To do: Repeat the listing below in full, exactly as it stands.

Data for this task:

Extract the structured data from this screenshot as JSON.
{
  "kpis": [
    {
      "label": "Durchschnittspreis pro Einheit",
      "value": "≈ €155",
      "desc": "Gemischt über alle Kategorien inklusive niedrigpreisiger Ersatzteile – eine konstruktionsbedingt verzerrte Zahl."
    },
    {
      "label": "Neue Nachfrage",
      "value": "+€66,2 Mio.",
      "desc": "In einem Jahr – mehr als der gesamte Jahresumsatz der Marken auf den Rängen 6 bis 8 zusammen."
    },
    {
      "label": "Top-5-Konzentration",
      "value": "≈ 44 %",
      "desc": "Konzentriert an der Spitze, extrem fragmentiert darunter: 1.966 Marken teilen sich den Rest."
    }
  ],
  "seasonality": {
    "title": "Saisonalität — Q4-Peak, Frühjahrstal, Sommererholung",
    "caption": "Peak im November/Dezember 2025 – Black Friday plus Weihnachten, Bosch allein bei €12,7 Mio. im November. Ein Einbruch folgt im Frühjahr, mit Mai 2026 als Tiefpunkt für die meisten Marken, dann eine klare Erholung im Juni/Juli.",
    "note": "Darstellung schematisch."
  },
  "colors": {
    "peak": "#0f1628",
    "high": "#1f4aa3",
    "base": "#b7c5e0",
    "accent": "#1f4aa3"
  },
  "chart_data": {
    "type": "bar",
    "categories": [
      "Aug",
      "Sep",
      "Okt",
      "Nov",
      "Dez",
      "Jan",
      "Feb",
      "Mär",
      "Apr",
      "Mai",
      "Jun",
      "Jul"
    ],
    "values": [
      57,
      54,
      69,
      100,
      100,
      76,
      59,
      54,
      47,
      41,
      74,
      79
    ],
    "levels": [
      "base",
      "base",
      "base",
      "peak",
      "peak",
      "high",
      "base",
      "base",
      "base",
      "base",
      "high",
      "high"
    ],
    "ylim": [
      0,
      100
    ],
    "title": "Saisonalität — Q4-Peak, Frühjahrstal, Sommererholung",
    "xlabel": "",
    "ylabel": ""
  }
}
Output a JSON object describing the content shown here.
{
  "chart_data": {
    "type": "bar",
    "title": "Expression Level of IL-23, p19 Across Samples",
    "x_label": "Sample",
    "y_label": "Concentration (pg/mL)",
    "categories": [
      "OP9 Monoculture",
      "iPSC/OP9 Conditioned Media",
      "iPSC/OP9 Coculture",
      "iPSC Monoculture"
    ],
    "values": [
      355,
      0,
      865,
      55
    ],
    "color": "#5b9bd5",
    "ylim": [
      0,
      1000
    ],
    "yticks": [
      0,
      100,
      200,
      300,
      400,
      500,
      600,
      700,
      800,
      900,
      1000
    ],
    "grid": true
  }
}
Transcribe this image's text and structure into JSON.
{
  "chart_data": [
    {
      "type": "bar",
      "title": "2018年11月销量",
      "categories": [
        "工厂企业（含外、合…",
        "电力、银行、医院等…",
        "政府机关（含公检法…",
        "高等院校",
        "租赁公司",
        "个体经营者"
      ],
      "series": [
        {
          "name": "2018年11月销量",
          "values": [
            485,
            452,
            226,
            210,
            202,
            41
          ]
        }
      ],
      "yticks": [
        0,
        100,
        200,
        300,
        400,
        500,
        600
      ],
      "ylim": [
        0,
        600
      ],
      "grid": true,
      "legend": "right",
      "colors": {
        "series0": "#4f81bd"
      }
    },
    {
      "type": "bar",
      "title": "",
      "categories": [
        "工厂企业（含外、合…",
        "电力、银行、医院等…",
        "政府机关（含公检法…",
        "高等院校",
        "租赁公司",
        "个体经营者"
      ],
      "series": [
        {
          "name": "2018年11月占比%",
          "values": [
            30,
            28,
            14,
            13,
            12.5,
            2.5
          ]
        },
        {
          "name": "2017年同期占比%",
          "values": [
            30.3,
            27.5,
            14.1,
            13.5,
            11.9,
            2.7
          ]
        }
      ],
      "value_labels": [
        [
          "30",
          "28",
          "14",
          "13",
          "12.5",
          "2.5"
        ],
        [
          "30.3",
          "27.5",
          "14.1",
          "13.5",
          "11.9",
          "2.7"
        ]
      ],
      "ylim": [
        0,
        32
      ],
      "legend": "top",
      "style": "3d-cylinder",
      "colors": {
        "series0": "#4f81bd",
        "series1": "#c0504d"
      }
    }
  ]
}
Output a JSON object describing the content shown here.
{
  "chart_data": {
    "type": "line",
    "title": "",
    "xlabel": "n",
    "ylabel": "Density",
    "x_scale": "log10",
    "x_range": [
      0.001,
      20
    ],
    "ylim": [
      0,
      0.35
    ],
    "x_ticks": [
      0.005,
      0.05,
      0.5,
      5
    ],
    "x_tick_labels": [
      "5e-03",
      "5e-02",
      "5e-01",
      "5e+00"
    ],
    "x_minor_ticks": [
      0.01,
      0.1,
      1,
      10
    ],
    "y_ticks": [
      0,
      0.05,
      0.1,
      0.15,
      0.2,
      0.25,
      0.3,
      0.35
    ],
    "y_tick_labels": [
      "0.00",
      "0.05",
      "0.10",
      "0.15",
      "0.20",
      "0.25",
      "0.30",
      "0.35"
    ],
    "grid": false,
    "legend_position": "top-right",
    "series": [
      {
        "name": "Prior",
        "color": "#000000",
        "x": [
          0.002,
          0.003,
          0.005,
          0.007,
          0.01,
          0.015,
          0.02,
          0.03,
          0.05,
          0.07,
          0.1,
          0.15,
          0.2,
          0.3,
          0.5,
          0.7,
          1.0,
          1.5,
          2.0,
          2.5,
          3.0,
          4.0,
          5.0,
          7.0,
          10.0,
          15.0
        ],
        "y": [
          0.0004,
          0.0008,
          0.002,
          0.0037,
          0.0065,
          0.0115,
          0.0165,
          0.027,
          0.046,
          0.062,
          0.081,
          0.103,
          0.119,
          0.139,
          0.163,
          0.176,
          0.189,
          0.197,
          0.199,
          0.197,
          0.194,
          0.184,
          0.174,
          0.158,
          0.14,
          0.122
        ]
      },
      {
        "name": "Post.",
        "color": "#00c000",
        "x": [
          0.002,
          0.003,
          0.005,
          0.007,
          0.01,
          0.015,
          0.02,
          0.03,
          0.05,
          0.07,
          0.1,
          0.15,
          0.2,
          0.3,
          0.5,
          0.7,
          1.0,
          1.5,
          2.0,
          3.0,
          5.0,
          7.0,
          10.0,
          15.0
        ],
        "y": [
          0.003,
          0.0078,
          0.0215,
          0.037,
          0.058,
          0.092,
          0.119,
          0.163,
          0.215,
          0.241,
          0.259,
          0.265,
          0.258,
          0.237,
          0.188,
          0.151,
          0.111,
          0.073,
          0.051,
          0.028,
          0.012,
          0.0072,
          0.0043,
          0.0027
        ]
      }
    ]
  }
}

Complete answer:
Extract the structured data from this screenshot as JSON.
{
  "kpis": [
    {
      "label": "Durchschnittspreis pro Einheit",
      "value": "≈ €155",
      "desc": "Gemischt über alle Kategorien inklusive niedrigpreisiger Ersatzteile – eine konstruktionsbedingt verzerrte Zahl."
    },
    {
      "label": "Neue Nachfrage",
      "value": "+€66,2 Mio.",
      "desc": "In einem Jahr – mehr als der gesamte Jahresumsatz der Marken auf den Rängen 6 bis 8 zusammen."
    },
    {
      "label": "Top-5-Konzentration",
      "value": "≈ 44 %",
      "desc": "Konzentriert an der Spitze, extrem fragmentiert darunter: 1.966 Marken teilen sich den Rest."
    }
  ],
  "seasonality": {
    "title": "Saisonalität — Q4-Peak, Frühjahrstal, Sommererholung",
    "caption": "Peak im November/Dezember 2025 – Black Friday plus Weihnachten, Bosch allein bei €12,7 Mio. im November. Ein Einbruch folgt im Frühjahr, mit Mai 2026 als Tiefpunkt für die meisten Marken, dann eine klare Erholung im Juni/Juli.",
    "note": "Darstellung schematisch."
  },
  "colors": {
    "peak": "#0f1628",
    "high": "#1f4aa3",
    "base": "#b7c5e0",
    "accent": "#1f4aa3"
  },
  "chart_data": {
    "type": "bar",
    "categories": [
      "Aug",
      "Sep",
      "Okt",
      "Nov",
      "Dez",
      "Jan",
      "Feb",
      "Mär",
      "Apr",
      "Mai",
      "Jun",
      "Jul"
    ],
    "values": [
      57,
      54,
      69,
      100,
      100,
      76,
      59,
      54,
      47,
      41,
      74,
      79
    ],
    "levels": [
      "base",
      "base",
      "base",
      "peak",
      "peak",
      "high",
      "base",
      "base",
      "base",
      "base",
      "high",
      "high"
    ],
    "ylim": [
      0,
      100
    ],
    "title": "Saisonalität — Q4-Peak, Frühjahrstal, Sommererholung",
    "xlabel": "",
    "ylabel": ""
  }
}
Output a JSON object describing the content shown here.
{
  "chart_data": {
    "type": "bar",
    "title": "Expression Level of IL-23, p19 Across Samples",
    "x_label": "Sample",
    "y_label": "Concentration (pg/mL)",
    "categories": [
      "OP9 Monoculture",
      "iPSC/OP9 Conditioned Media",
      "iPSC/OP9 Coculture",
      "iPSC Monoculture"
    ],
    "values": [
      355,
      0,
      865,
      55
    ],
    "color": "#5b9bd5",
    "ylim": [
      0,
      1000
    ],
    "yticks": [
      0,
      100,
      200,
      300,
      400,
      500,
      600,
      700,
      800,
      900,
      1000
    ],
    "grid": true
  }
}
Transcribe this image's text and structure into JSON.
{
  "chart_data": [
    {
      "type": "bar",
      "title": "2018年11月销量",
      "categories": [
        "工厂企业（含外、合…",
        "电力、银行、医院等…",
        "政府机关（含公检法…",
        "高等院校",
        "租赁公司",
        "个体经营者"
      ],
      "series": [
        {
          "name": "2018年11月销量",
          "values": [
            485,
            452,
            226,
            210,
            202,
            41
          ]
        }
      ],
      "yticks": [
        0,
        100,
        200,
        300,
        400,
        500,
        600
      ],
      "ylim": [
        0,
        600
      ],
      "grid": true,
      "legend": "right",
      "colors": {
        "series0": "#4f81bd"
      }
    },
    {
      "type": "bar",
      "title": "",
      "categories": [
        "工厂企业（含外、合…",
        "电力、银行、医院等…",
        "政府机关（含公检法…",
        "高等院校",
        "租赁公司",
        "个体经营者"
      ],
      "series": [
        {
          "name": "2018年11月占比%",
          "values": [
            30,
            28,
            14,
            13,
            12.5,
            2.5
          ]
        },
        {
          "name": "2017年同期占比%",
          "values": [
            30.3,
            27.5,
            14.1,
            13.5,
            11.9,
            2.7
          ]
        }
      ],
      "value_labels": [
        [
          "30",
          "28",
          "14",
          "13",
          "12.5",
          "2.5"
        ],
        [
          "30.3",
          "27.5",
          "14.1",
          "13.5",
          "11.9",
          "2.7"
        ]
      ],
      "ylim": [
        0,
        32
      ],
      "legend": "top",
      "style": "3d-cylinder",
      "colors": {
        "series0": "#4f81bd",
        "series1": "#c0504d"
      }
    }
  ]
}
Output a JSON object describing the content shown here.
{
  "chart_data": {
    "type": "line",
    "title": "",
    "xlabel": "n",
    "ylabel": "Density",
    "x_scale": "log10",
    "x_range": [
      0.001,
      20
    ],
    "ylim": [
      0,
      0.35
    ],
    "x_ticks": [
      0.005,
      0.05,
      0.5,
      5
    ],
    "x_tick_labels": [
      "5e-03",
      "5e-02",
      "5e-01",
      "5e+00"
    ],
    "x_minor_ticks": [
      0.01,
      0.1,
      1,
      10
    ],
    "y_ticks": [
      0,
      0.05,
      0.1,
      0.15,
      0.2,
      0.25,
      0.3,
      0.35
    ],
    "y_tick_labels": [
      "0.00",
      "0.05",
      "0.10",
      "0.15",
      "0.20",
      "0.25",
      "0.30",
      "0.35"
    ],
    "grid": false,
    "legend_position": "top-right",
    "series": [
      {
        "name": "Prior",
        "color": "#000000",
        "x": [
          0.002,
          0.003,
          0.005,
          0.007,
          0.01,
          0.015,
          0.02,
          0.03,
          0.05,
          0.07,
          0.1,
          0.15,
          0.2,
          0.3,
          0.5,
          0.7,
          1.0,
          1.5,
          2.0,
          2.5,
          3.0,
          4.0,
          5.0,
          7.0,
          10.0,
          15.0
        ],
        "y": [
          0.0004,
          0.0008,
          0.002,
          0.0037,
          0.0065,
          0.0115,
          0.0165,
          0.027,
          0.046,
          0.062,
          0.081,
          0.103,
          0.119,
          0.139,
          0.163,
          0.176,
          0.189,
          0.197,
          0.199,
          0.197,
          0.194,
          0.184,
          0.174,
          0.158,
          0.14,
          0.122
        ]
      },
      {
        "name": "Post.",
        "color": "#00c000",
        "x": [
          0.002,
          0.003,
          0.005,
          0.007,
          0.01,
          0.015,
          0.02,
          0.03,
          0.05,
          0.07,
          0.1,
          0.15,
          0.2,
          0.3,
          0.5,
          0.7,
          1.0,
          1.5,
          2.0,
          3.0,
          5.0,
          7.0,
          10.0,
          15.0
        ],
        "y": [
          0.003,
          0.0078,
          0.0215,
          0.037,
          0.058,
          0.092,
          0.119,
          0.163,
          0.215,
          0.241,
          0.259,
          0.265,
          0.258,
          0.237,
          0.188,
          0.151,
          0.111,
          0.073,
          0.051,
          0.028,
          0.012,
          0.0072,
          0.0043,
          0.0027
        ]
      }
    ]
  }
}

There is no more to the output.